Copy out the listing in full, exactly as written, but not its pictures.

■ **Data excerpts**:
□ □ □ □

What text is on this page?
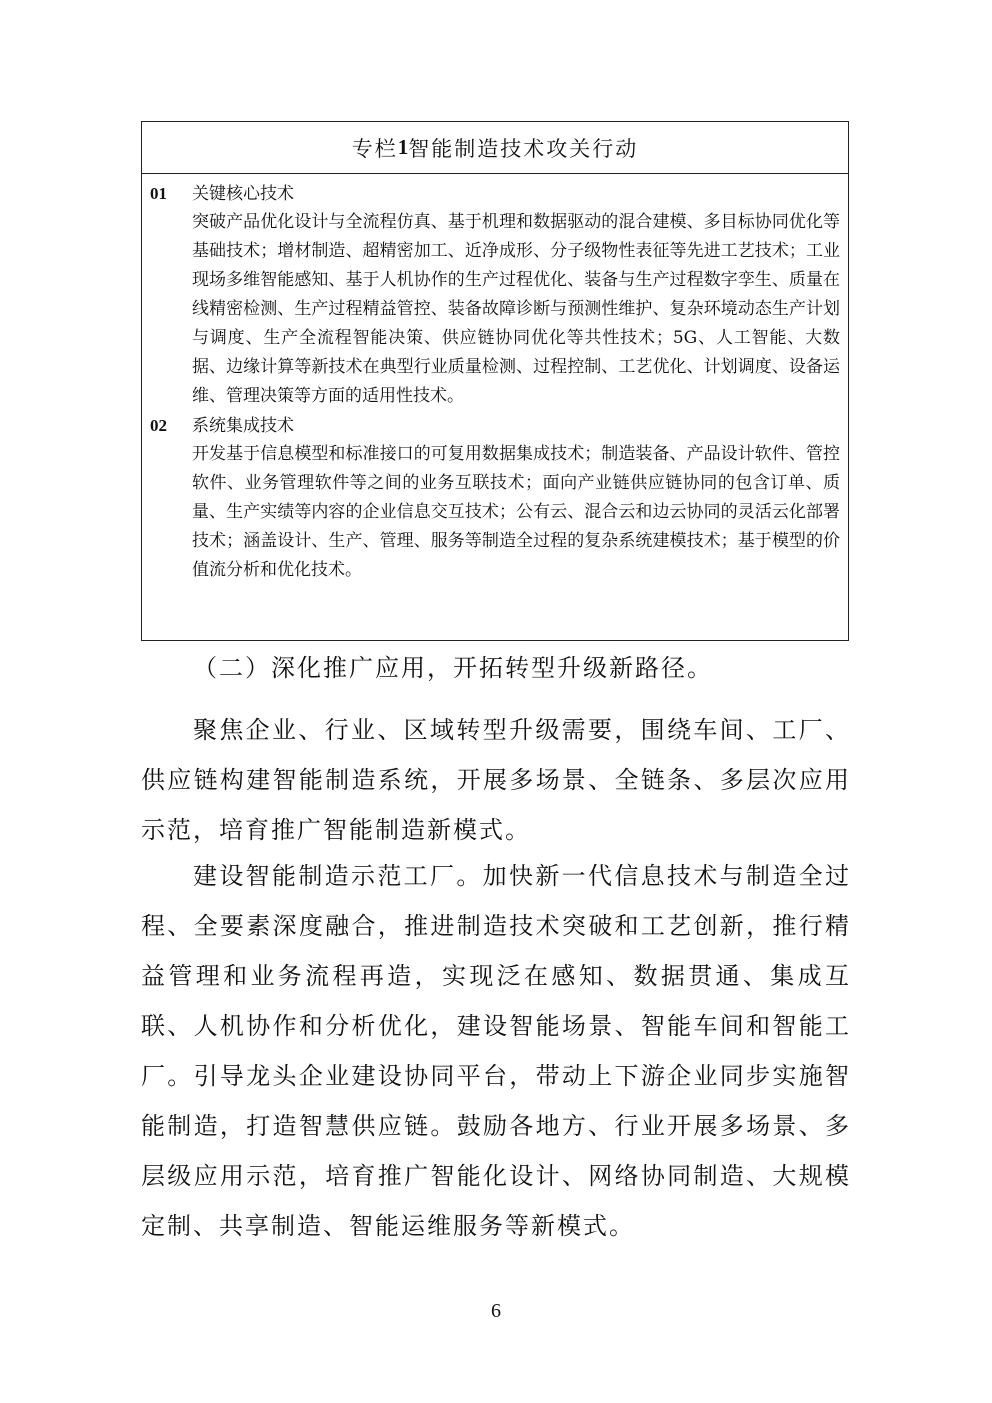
专栏 1 智能制造技术攻关行动
01	关键核心技术
突破产品优化设计与全流程仿真、基于机理和数据驱动的混合建模、多目标协同优化等基础技术；增材制造、超精密加工、近净成形、分子级物性表征等先进工艺技术；工业现场多维智能感知、基于人机协作的生产过程优化、装备与生产过程数字孪生、质量在线精密检测、生产过程精益管控、装备故障诊断与预测性维护、复杂环境动态生产计划与调度、生产全流程智能决策、供应链协同优化等共性技术；5G、人工智能、大数据、边缘计算等新技术在典型行业质量检测、过程控制、工艺优化、计划调度、设备运维、管理决策等方面的适用性技术。
02	系统集成技术
开发基于信息模型和标准接口的可复用数据集成技术；制造装备、产品设计软件、管控软件、业务管理软件等之间的业务互联技术；面向产业链供应链协同的包含订单、质量、生产实绩等内容的企业信息交互技术；公有云、混合云和边云协同的灵活云化部署技术；涵盖设计、生产、管理、服务等制造全过程的复杂系统建模技术；基于模型的价值流分析和优化技术。
（二）深化推广应用，开拓转型升级新路径。

聚焦企业、行业、区域转型升级需要，围绕车间、工厂、供应链构建智能制造系统，开展多场景、全链条、多层次应用示范，培育推广智能制造新模式。

建设智能制造示范工厂。加快新一代信息技术与制造全过程、全要素深度融合，推进制造技术突破和工艺创新，推行精益管理和业务流程再造，实现泛在感知、数据贯通、集成互联、人机协作和分析优化，建设智能场景、智能车间和智能工厂。引导龙头企业建设协同平台，带动上下游企业同步实施智能制造，打造智慧供应链。鼓励各地方、行业开展多场景、多层级应用示范，培育推广智能化设计、网络协同制造、大规模定制、共享制造、智能运维服务等新模式。

6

□ □ □ □

■ **The reply**:
What text is on this page?
专栏 1 智能制造技术攻关行动
01	关键核心技术
突破产品优化设计与全流程仿真、基于机理和数据驱动的混合建模、多目标协同优化等基础技术；增材制造、超精密加工、近净成形、分子级物性表征等先进工艺技术；工业现场多维智能感知、基于人机协作的生产过程优化、装备与生产过程数字孪生、质量在线精密检测、生产过程精益管控、装备故障诊断与预测性维护、复杂环境动态生产计划与调度、生产全流程智能决策、供应链协同优化等共性技术；5G、人工智能、大数据、边缘计算等新技术在典型行业质量检测、过程控制、工艺优化、计划调度、设备运维、管理决策等方面的适用性技术。
02	系统集成技术
开发基于信息模型和标准接口的可复用数据集成技术；制造装备、产品设计软件、管控软件、业务管理软件等之间的业务互联技术；面向产业链供应链协同的包含订单、质量、生产实绩等内容的企业信息交互技术；公有云、混合云和边云协同的灵活云化部署技术；涵盖设计、生产、管理、服务等制造全过程的复杂系统建模技术；基于模型的价值流分析和优化技术。
（二）深化推广应用，开拓转型升级新路径。

聚焦企业、行业、区域转型升级需要，围绕车间、工厂、供应链构建智能制造系统，开展多场景、全链条、多层次应用示范，培育推广智能制造新模式。

建设智能制造示范工厂。加快新一代信息技术与制造全过程、全要素深度融合，推进制造技术突破和工艺创新，推行精益管理和业务流程再造，实现泛在感知、数据贯通、集成互联、人机协作和分析优化，建设智能场景、智能车间和智能工厂。引导龙头企业建设协同平台，带动上下游企业同步实施智能制造，打造智慧供应链。鼓励各地方、行业开展多场景、多层级应用示范，培育推广智能化设计、网络协同制造、大规模定制、共享制造、智能运维服务等新模式。

6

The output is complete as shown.